La recuperación de lo divino en la experiencia humana

Mientras más nos acercamos al año 2000, más evidente será la paradoja de la religión. Aun cuando la religión organizada está perdiendo atractivo para un creciente segmento de la población culta, hay un general y creciente interés en la espiritualidad. En vista de que muchos perciben que la religión organizada está más orientada al ritualismo y otros detalles menores, que hacia la espiritualidad, han empezado, al parecer, a buscar esta última en otra parte: fuera de las iglesias tradicionales.

Esto demanda una reorganización de las prioridades de modo que se enfatice la espiritualidad y se haga relevante la fe. Esta debe hablar de las preocupaciones actuales y futuras de nuestro tiempo. Tales preocupaciones comprenden: ambiente, pobreza, diversidad, conflictos ético/raciales, respeto por los demás, y una existencia que tenga propósitos y razón de ser.

Entre los problemas que el siglo XXI planteará a la gente, uno de los mayores será el resultado de la supervía de la informática y la reconstrucción tecnológica de todos los aspectos de la vida. Doquiera vaya la gente estará interconectada con otros a través de la tecnología computarizada. En algún momento la gente deseará estar sola, alejada de lodo, con todos los sistemas apagados. Necesitará silencio y zonas tranquilas donde apartarse de la vida tecnificada y experimentar la paz, la sanidad, y el descanso del “tecnorruido”. Una necesidad tal pone sobre el tapete un asunto crucial en la calidad de nuestro bienestar en el siglo XXI. ¿Tiene la supervía de la información un “área de descanso”? La respuesta es sí: en la espiritualidad. Pero esta búsqueda de la tranquilidad crea otro problema: el de la sensación general de alienación que es parte importante de la vida del siglo XX.

········

Tarea a realizar: Copia literalmente el pasaje del texto sobre la espiritualidad que comienza en "Mientras más nos" y termina en "las iglesias tradicionales.", ambos incluidos.

Sección de datos:

········

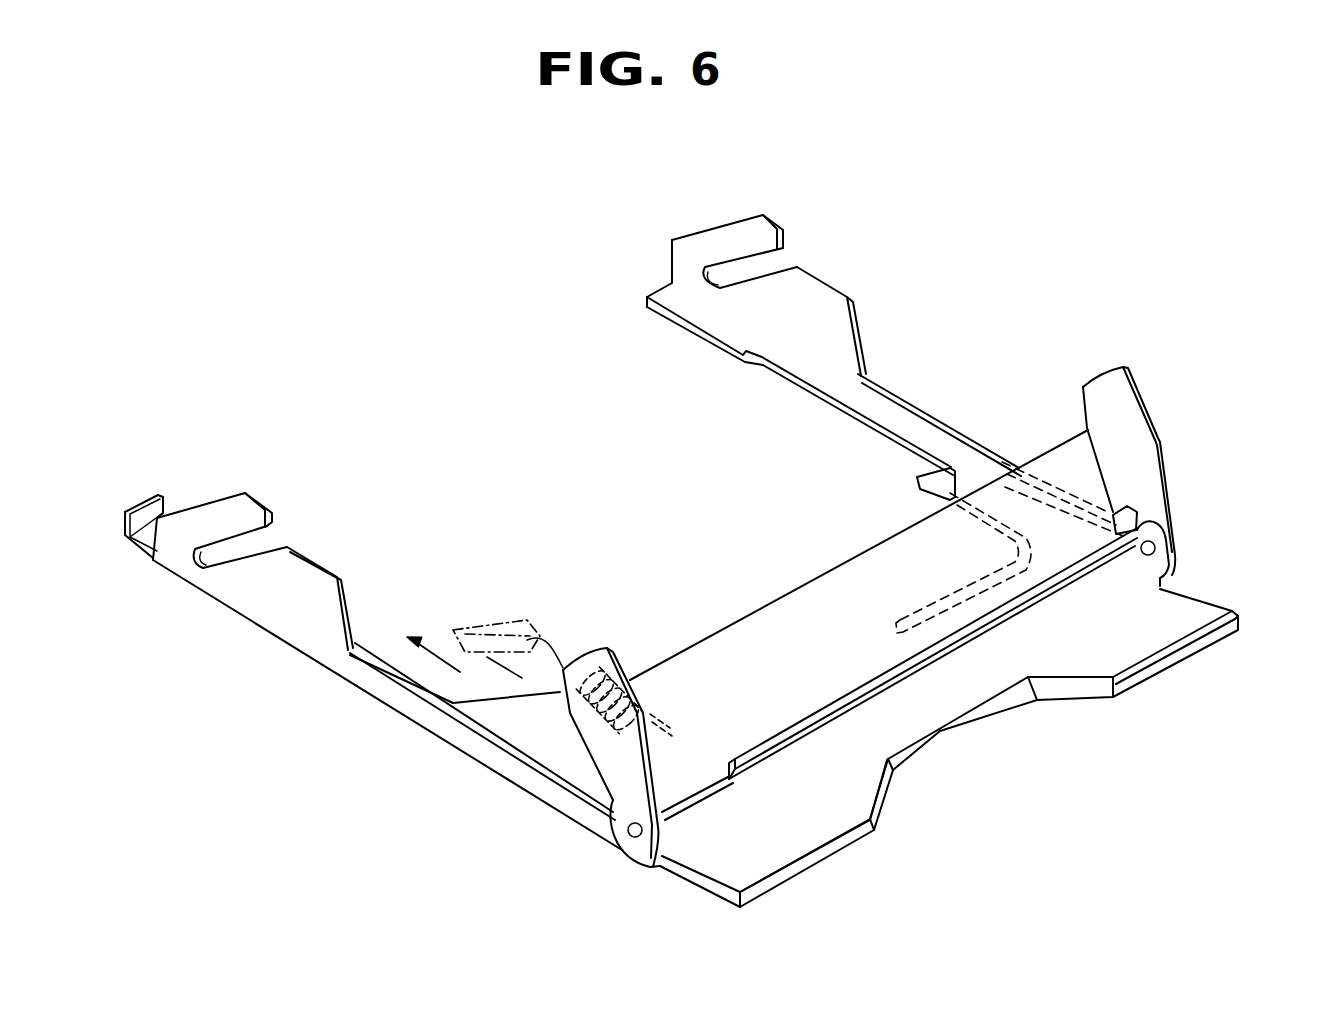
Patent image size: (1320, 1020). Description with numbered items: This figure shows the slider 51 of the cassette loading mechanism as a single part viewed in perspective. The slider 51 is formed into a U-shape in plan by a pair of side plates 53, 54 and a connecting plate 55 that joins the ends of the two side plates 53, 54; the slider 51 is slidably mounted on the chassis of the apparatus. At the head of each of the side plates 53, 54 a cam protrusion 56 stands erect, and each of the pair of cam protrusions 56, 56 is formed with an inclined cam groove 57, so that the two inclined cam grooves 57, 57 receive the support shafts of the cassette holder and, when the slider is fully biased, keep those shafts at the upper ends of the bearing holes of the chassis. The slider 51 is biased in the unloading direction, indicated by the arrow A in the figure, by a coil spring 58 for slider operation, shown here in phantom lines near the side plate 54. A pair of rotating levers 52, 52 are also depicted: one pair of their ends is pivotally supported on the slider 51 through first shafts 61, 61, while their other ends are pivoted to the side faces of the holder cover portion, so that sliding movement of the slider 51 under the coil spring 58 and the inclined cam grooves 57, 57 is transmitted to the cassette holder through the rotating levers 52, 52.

The slider 51 is at (938, 325).
The rotating levers 52 is at (620, 650).
The side plate 53 is at (933, 428).
The side plate 54 is at (390, 700).
The connecting plate 55 is at (853, 792).
The cam protrusions 56 is at (810, 300).
The inclined cam grooves 57 is at (777, 262).
The coil spring 58 is at (560, 673).
The first shafts 61 is at (630, 836).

········

Respuesta del ejercicio:
Mientras más nos acercamos al año 2000, más evidente será la paradoja de la religión. Aun cuando la religión organizada está perdiendo atractivo para un creciente segmento de la población culta, hay un general y creciente interés en la espiritualidad. En vista de que muchos perciben que la religión organizada está más orientada al ritualismo y otros detalles menores, que hacia la espiritualidad, han empezado, al parecer, a buscar esta última en otra parte: fuera de las iglesias tradicionales.